Exercise: Please output the lines shown below exactly as they appear.

(Dataset records)

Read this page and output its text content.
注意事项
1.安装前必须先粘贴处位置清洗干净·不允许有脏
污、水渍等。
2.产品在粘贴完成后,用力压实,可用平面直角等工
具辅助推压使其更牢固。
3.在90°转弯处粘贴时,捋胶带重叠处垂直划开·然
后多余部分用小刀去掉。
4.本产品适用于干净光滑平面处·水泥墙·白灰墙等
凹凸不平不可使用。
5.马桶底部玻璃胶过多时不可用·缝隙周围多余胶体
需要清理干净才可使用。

Output for this exercise:
Read this page and output its text content.
注意事项
1.安装前必须先粘贴处位置清洗干净·不允许有脏
污、水渍等。
2.产品在粘贴完成后,用力压实,可用平面直角等工
具辅助推压使其更牢固。
3.在90°转弯处粘贴时,捋胶带重叠处垂直划开·然
后多余部分用小刀去掉。
4.本产品适用于干净光滑平面处·水泥墙·白灰墙等
凹凸不平不可使用。
5.马桶底部玻璃胶过多时不可用·缝隙周围多余胶体
需要清理干净才可使用。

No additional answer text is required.